● Element region listings

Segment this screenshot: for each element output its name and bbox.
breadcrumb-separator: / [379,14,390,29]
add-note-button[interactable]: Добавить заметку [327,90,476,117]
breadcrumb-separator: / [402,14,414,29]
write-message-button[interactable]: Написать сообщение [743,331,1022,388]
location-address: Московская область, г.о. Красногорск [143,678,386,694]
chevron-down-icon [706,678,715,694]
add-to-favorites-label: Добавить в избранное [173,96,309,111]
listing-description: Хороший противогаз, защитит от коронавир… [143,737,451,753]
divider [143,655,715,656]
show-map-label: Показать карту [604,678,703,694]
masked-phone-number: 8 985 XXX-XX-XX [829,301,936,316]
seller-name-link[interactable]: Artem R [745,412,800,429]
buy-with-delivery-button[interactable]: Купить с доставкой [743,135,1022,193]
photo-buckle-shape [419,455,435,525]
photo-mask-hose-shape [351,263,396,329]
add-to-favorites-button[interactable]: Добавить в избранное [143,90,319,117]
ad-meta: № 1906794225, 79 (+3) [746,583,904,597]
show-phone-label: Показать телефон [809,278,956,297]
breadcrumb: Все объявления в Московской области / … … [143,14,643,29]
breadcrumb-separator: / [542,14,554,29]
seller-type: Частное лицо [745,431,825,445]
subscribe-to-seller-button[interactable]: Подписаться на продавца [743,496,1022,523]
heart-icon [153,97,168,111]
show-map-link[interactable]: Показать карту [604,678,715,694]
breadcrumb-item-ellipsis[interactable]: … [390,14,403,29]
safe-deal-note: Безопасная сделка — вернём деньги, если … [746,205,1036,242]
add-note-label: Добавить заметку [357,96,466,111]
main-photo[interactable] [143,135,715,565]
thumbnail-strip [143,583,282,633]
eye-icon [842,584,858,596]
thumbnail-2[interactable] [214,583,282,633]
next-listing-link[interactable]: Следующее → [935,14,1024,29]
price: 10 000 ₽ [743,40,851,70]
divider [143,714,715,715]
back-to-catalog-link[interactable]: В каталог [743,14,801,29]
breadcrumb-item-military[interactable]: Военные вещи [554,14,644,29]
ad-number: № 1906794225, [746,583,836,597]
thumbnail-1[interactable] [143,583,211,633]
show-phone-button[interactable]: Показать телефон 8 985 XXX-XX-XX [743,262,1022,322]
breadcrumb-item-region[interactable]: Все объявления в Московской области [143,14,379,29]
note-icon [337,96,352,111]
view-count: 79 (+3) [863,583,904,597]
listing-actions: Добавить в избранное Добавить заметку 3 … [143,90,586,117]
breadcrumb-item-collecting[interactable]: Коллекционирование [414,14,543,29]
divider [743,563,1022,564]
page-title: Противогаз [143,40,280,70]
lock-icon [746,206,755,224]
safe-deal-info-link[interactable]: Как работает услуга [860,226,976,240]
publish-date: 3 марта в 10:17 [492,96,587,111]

● Aim
Locate each line of the material above that contains the string "item", and copy those lines.

● Final result
breadcrumb-item-ellipsis[interactable]: … [390,14,403,29]
breadcrumb-item-military[interactable]: Военные вещи [554,14,644,29]
breadcrumb-item-region[interactable]: Все объявления в Московской области [143,14,379,29]
breadcrumb-item-collecting[interactable]: Коллекционирование [414,14,543,29]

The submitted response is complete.